-------- EXERCISE INPUTS
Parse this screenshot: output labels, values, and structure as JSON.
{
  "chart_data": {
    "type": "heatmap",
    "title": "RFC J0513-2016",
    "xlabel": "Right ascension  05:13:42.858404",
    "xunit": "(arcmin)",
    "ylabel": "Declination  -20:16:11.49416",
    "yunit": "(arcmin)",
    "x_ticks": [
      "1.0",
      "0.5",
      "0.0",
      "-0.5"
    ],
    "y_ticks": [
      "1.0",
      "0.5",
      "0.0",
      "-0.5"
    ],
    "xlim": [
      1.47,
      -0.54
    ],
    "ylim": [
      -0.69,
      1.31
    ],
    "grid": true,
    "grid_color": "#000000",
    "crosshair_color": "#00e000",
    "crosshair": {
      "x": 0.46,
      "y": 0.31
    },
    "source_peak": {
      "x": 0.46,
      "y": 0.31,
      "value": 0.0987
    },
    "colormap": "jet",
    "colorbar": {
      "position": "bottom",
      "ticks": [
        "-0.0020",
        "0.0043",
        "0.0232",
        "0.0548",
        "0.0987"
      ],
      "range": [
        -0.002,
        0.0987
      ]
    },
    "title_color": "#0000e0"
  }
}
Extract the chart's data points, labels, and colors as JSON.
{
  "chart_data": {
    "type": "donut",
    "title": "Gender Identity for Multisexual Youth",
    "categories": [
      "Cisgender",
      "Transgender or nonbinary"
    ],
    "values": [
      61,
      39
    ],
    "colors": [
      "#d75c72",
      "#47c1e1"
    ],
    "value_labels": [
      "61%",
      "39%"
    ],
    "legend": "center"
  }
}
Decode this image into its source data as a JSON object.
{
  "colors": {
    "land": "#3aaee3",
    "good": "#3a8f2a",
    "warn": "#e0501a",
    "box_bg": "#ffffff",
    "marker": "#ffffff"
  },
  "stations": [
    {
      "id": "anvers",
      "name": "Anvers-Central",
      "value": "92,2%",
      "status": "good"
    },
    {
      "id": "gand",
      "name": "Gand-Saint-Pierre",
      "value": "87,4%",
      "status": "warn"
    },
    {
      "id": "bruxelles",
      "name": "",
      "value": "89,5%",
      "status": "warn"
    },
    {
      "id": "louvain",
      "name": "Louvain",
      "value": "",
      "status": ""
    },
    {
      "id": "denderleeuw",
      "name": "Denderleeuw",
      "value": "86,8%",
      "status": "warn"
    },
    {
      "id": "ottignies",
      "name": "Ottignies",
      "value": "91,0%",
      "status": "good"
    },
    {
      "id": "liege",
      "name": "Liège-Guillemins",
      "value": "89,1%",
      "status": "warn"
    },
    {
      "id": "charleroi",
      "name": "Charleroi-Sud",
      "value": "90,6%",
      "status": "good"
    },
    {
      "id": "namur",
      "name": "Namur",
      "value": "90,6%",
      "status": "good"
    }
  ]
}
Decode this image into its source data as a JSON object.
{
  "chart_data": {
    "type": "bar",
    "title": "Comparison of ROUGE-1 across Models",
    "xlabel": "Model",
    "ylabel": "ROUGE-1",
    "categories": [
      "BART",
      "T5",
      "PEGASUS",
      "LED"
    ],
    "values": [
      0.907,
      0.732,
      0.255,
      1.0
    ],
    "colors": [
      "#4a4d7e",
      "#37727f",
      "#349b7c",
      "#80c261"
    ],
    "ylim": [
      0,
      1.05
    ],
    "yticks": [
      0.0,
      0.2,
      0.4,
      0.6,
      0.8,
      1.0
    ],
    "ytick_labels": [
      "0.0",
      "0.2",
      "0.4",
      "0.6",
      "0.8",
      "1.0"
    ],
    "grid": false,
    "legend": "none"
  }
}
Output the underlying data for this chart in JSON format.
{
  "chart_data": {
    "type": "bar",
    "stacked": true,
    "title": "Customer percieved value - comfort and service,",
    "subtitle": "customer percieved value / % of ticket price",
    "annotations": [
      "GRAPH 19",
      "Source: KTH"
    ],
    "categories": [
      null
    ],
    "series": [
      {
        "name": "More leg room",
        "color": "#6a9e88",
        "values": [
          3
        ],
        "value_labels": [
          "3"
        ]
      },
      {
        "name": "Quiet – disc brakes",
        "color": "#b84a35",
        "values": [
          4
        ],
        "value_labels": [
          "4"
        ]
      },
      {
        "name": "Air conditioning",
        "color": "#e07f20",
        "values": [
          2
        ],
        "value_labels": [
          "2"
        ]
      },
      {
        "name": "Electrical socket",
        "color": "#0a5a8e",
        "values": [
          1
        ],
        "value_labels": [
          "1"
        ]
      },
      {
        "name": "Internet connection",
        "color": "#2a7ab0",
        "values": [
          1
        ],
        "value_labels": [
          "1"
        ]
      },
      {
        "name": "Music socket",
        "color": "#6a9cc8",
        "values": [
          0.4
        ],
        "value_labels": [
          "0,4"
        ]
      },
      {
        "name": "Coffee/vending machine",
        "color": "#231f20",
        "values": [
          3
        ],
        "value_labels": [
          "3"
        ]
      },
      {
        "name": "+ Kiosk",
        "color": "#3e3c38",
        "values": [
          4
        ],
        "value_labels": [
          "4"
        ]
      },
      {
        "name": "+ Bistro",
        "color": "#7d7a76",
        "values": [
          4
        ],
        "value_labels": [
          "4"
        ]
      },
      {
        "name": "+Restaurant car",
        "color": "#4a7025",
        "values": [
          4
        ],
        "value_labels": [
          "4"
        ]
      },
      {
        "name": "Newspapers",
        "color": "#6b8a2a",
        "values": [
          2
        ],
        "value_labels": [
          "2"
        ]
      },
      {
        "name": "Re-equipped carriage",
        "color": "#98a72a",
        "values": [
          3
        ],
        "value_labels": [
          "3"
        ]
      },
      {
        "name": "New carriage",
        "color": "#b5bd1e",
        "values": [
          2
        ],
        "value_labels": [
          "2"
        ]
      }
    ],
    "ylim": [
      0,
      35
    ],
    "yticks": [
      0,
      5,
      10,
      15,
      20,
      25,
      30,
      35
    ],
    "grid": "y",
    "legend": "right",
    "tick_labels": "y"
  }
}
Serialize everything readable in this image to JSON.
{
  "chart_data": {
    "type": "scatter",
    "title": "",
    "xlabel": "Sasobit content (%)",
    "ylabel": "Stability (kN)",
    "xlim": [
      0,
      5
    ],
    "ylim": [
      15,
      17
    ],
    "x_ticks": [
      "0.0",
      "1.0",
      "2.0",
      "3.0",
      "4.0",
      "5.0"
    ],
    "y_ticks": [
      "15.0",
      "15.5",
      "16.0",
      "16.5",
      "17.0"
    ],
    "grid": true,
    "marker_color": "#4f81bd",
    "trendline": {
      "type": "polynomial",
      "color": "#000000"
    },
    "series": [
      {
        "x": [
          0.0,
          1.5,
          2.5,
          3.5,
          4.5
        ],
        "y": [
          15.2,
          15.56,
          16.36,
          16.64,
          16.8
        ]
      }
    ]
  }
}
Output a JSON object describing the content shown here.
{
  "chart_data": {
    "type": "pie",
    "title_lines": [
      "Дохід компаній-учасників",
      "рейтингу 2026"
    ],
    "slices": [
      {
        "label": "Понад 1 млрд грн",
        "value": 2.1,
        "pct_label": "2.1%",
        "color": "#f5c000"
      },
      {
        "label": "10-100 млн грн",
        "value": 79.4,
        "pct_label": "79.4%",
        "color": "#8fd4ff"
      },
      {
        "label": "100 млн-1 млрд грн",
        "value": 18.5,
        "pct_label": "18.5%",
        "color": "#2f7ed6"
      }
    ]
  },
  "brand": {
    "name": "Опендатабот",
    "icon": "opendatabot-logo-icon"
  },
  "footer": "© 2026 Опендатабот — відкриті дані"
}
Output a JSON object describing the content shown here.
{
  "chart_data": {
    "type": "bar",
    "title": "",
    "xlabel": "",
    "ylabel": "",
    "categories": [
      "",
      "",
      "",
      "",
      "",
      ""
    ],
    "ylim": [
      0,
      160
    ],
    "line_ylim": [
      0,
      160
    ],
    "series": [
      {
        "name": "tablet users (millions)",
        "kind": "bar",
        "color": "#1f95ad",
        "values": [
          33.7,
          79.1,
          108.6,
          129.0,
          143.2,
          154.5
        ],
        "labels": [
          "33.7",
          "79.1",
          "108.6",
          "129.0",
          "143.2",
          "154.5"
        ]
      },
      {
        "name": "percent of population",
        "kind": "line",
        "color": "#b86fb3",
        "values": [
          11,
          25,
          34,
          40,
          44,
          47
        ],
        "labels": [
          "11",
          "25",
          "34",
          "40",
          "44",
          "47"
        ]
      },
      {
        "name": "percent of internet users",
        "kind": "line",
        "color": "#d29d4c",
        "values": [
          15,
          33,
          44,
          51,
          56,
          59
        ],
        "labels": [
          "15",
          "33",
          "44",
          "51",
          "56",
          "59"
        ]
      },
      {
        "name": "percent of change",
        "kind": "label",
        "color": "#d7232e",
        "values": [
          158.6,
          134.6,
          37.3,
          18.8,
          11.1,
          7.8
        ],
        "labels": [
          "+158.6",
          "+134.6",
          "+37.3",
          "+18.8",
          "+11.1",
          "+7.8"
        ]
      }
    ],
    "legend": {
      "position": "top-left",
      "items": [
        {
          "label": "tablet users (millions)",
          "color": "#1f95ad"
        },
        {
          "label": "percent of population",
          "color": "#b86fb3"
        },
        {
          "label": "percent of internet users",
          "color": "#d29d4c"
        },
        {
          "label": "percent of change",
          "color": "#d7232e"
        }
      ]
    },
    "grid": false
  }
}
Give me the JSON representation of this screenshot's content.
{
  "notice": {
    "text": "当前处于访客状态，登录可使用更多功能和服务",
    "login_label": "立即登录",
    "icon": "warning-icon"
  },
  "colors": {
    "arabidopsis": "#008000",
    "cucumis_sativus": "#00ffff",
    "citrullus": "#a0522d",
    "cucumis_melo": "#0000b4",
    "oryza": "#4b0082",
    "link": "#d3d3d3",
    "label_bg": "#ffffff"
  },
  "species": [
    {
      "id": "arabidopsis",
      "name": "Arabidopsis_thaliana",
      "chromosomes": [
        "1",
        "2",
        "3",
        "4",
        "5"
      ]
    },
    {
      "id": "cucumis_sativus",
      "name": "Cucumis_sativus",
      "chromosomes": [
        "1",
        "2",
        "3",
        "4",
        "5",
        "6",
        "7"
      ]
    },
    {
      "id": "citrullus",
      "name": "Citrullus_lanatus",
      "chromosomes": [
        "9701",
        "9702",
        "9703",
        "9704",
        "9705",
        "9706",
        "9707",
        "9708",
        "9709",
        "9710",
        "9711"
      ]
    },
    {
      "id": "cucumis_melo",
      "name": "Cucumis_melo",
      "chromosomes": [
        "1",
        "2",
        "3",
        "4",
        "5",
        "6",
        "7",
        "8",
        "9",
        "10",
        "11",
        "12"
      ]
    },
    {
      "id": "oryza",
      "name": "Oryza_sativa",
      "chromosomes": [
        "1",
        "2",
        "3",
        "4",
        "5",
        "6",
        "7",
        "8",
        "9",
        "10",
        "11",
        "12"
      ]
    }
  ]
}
----------------
■ **PROBLEM TO SOLVE**
Find every line with the word "icon" and state how many there are, with no other words.

■ **WRITTEN SOLUTION**
2